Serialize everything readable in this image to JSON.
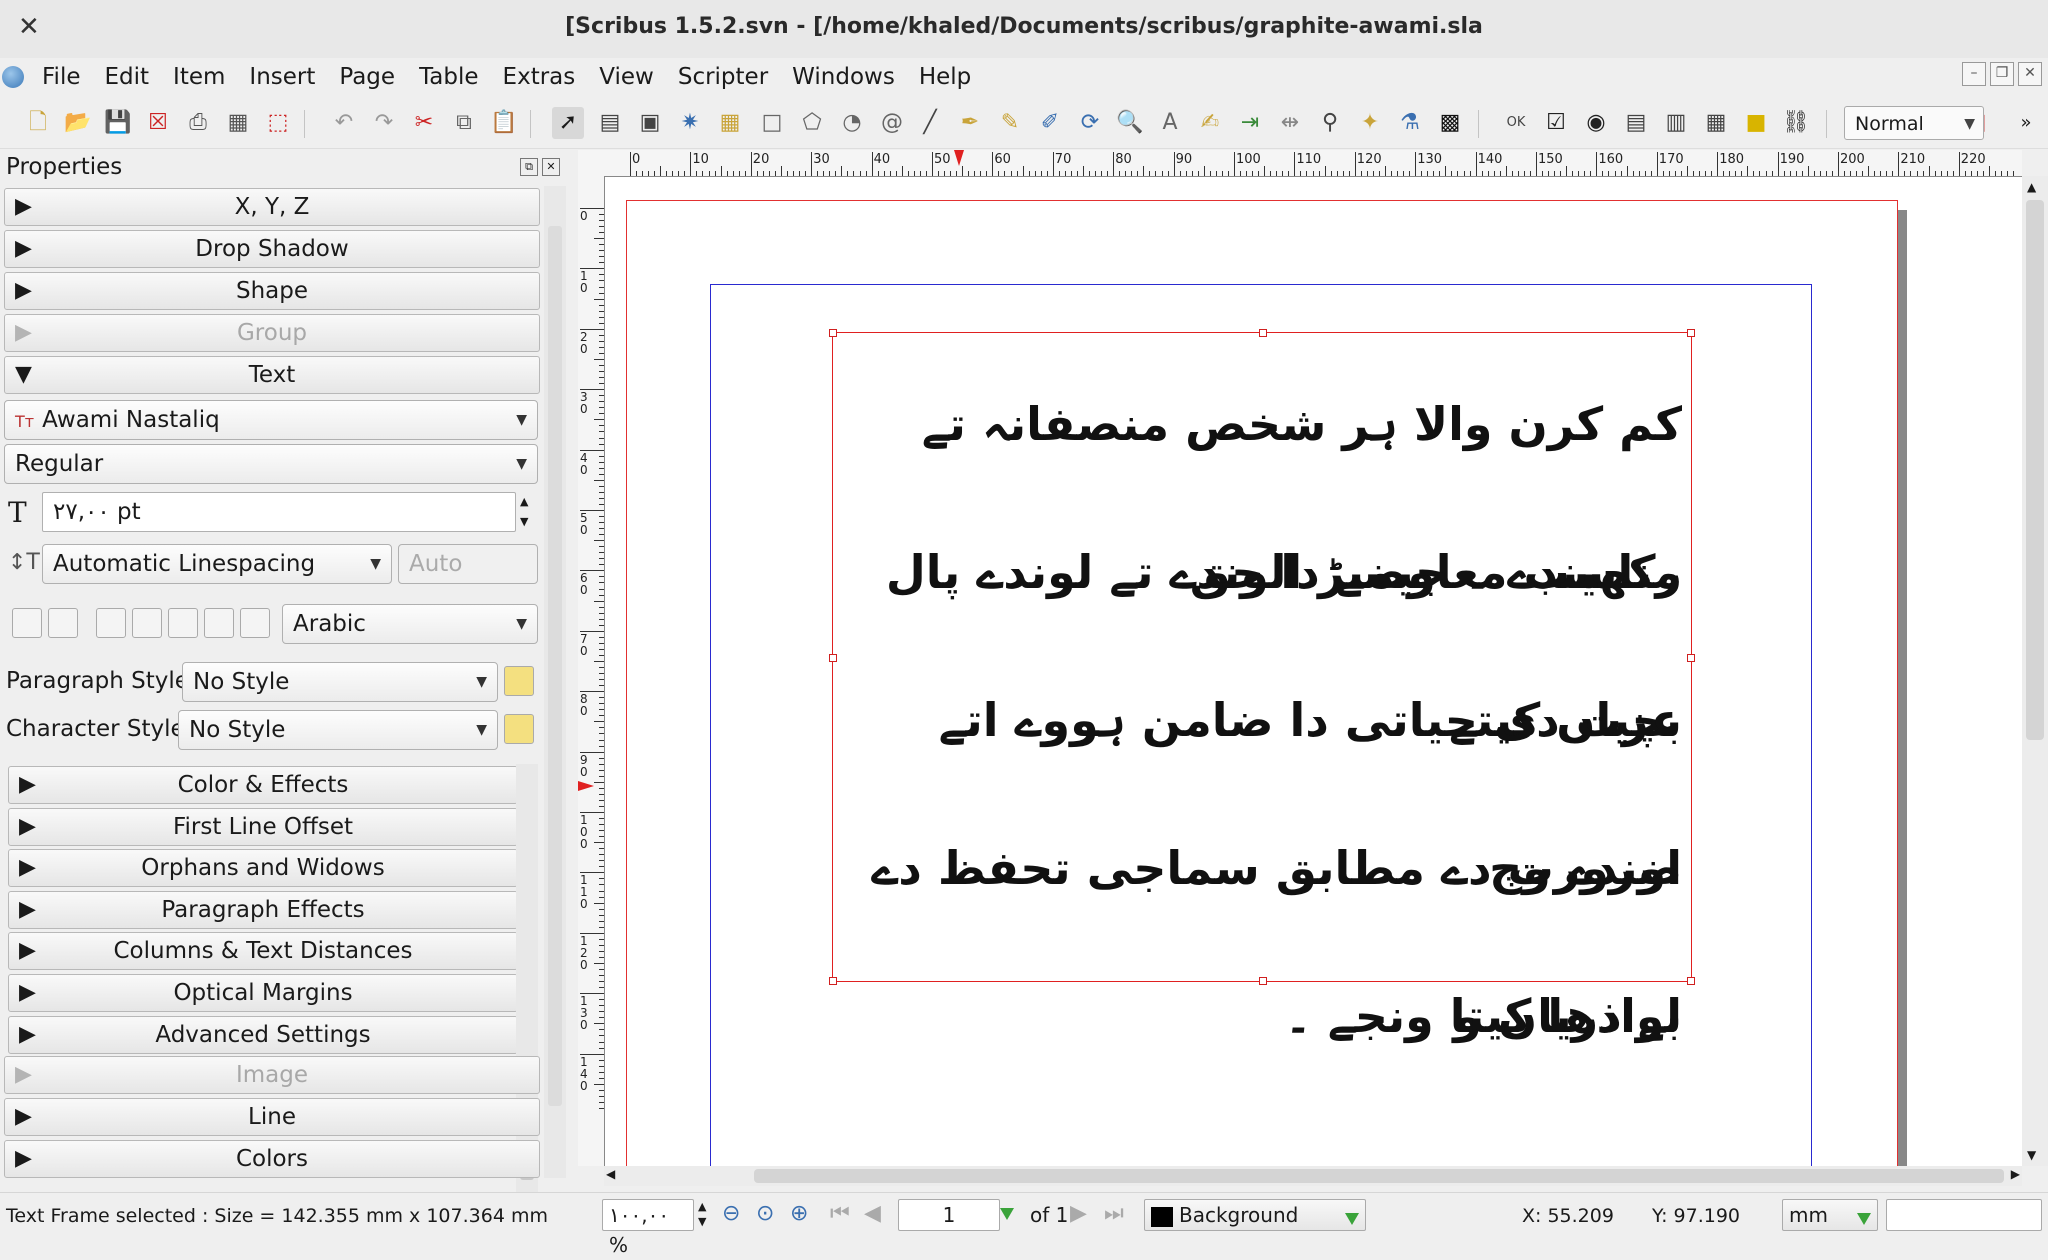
{
  "window": {
    "title": "[Scribus 1.5.2.svn - [/home/khaled/Documents/scribus/graphite-awami.sla"
  },
  "menu": [
    "File",
    "Edit",
    "Item",
    "Insert",
    "Page",
    "Table",
    "Extras",
    "View",
    "Scripter",
    "Windows",
    "Help"
  ],
  "toolbar": {
    "mode": "Normal"
  },
  "properties": {
    "title": "Properties",
    "sections_top": [
      {
        "label": "X, Y, Z",
        "enabled": true,
        "expanded": false
      },
      {
        "label": "Drop Shadow",
        "enabled": true,
        "expanded": false
      },
      {
        "label": "Shape",
        "enabled": true,
        "expanded": false
      },
      {
        "label": "Group",
        "enabled": false,
        "expanded": false
      },
      {
        "label": "Text",
        "enabled": true,
        "expanded": true
      }
    ],
    "font_family": "Awami Nastaliq",
    "font_style": "Regular",
    "font_size": "۲۷,۰۰ pt",
    "linespacing_mode": "Automatic Linespacing",
    "linespacing_value": "Auto",
    "language": "Arabic",
    "paragraph_style_label": "Paragraph Style:",
    "paragraph_style": "No Style",
    "character_style_label": "Character Style:",
    "character_style": "No Style",
    "text_subsections": [
      "Color & Effects",
      "First Line Offset",
      "Orphans and Widows",
      "Paragraph Effects",
      "Columns & Text Distances",
      "Optical Margins",
      "Advanced Settings"
    ],
    "sections_bottom": [
      {
        "label": "Image",
        "enabled": false
      },
      {
        "label": "Line",
        "enabled": true
      },
      {
        "label": "Colors",
        "enabled": true
      }
    ]
  },
  "ruler": {
    "h_labels": [
      "0",
      "10",
      "20",
      "30",
      "40",
      "50",
      "60",
      "70",
      "80",
      "90",
      "100",
      "110",
      "120",
      "130",
      "140",
      "150",
      "160",
      "170",
      "180",
      "190",
      "200",
      "210",
      "220"
    ],
    "v_labels": [
      "0",
      "10",
      "20",
      "30",
      "40",
      "50",
      "60",
      "70",
      "80",
      "90",
      "100",
      "110",
      "120",
      "130",
      "140"
    ]
  },
  "document": {
    "lines": [
      "کم کرن والا ہر شخص منصفانہ تے مناسب معاوضے دا حق",
      "رکھیندے ۔ جیمبڑ الوندے تے لوندے پال بچیاں کیتے",
      "عزت دی حیاتی دا ضامن ہووے اتے اوندے وچ",
      "ضرورت دے مطابق سماجی تحفظ دے بے ذریاں و",
      "لوادھا کیتا ونجے ۔"
    ]
  },
  "status": {
    "message": "Text Frame selected : Size = 142.355 mm x 107.364 mm",
    "zoom": "۱۰۰,۰۰ %",
    "page": "1",
    "page_of": "of 1",
    "layer": "Background",
    "x": "X:  55.209",
    "y": "Y:  97.190",
    "unit": "mm"
  },
  "colors": {
    "frame_border": "#e02020",
    "margin_guides": "#2a2ad0"
  }
}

### PROMPT
Drop the images and quote the entries word for word.

### TASK RESULT
Serialize everything readable in this image to JSON.
{
  "window": {
    "title": "[Scribus 1.5.2.svn - [/home/khaled/Documents/scribus/graphite-awami.sla"
  },
  "menu": [
    "File",
    "Edit",
    "Item",
    "Insert",
    "Page",
    "Table",
    "Extras",
    "View",
    "Scripter",
    "Windows",
    "Help"
  ],
  "toolbar": {
    "mode": "Normal"
  },
  "properties": {
    "title": "Properties",
    "sections_top": [
      {
        "label": "X, Y, Z",
        "enabled": true,
        "expanded": false
      },
      {
        "label": "Drop Shadow",
        "enabled": true,
        "expanded": false
      },
      {
        "label": "Shape",
        "enabled": true,
        "expanded": false
      },
      {
        "label": "Group",
        "enabled": false,
        "expanded": false
      },
      {
        "label": "Text",
        "enabled": true,
        "expanded": true
      }
    ],
    "font_family": "Awami Nastaliq",
    "font_style": "Regular",
    "font_size": "۲۷,۰۰ pt",
    "linespacing_mode": "Automatic Linespacing",
    "linespacing_value": "Auto",
    "language": "Arabic",
    "paragraph_style_label": "Paragraph Style:",
    "paragraph_style": "No Style",
    "character_style_label": "Character Style:",
    "character_style": "No Style",
    "text_subsections": [
      "Color & Effects",
      "First Line Offset",
      "Orphans and Widows",
      "Paragraph Effects",
      "Columns & Text Distances",
      "Optical Margins",
      "Advanced Settings"
    ],
    "sections_bottom": [
      {
        "label": "Image",
        "enabled": false
      },
      {
        "label": "Line",
        "enabled": true
      },
      {
        "label": "Colors",
        "enabled": true
      }
    ]
  },
  "ruler": {
    "h_labels": [
      "0",
      "10",
      "20",
      "30",
      "40",
      "50",
      "60",
      "70",
      "80",
      "90",
      "100",
      "110",
      "120",
      "130",
      "140",
      "150",
      "160",
      "170",
      "180",
      "190",
      "200",
      "210",
      "220"
    ],
    "v_labels": [
      "0",
      "10",
      "20",
      "30",
      "40",
      "50",
      "60",
      "70",
      "80",
      "90",
      "100",
      "110",
      "120",
      "130",
      "140"
    ]
  },
  "document": {
    "lines": [
      "کم کرن والا ہر شخص منصفانہ تے مناسب معاوضے دا حق",
      "رکھیندے ۔ جیمبڑ الوندے تے لوندے پال بچیاں کیتے",
      "عزت دی حیاتی دا ضامن ہووے اتے اوندے وچ",
      "ضرورت دے مطابق سماجی تحفظ دے بے ذریاں و",
      "لوادھا کیتا ونجے ۔"
    ]
  },
  "status": {
    "message": "Text Frame selected : Size = 142.355 mm x 107.364 mm",
    "zoom": "۱۰۰,۰۰ %",
    "page": "1",
    "page_of": "of 1",
    "layer": "Background",
    "x": "X:  55.209",
    "y": "Y:  97.190",
    "unit": "mm"
  },
  "colors": {
    "frame_border": "#e02020",
    "margin_guides": "#2a2ad0"
  }
}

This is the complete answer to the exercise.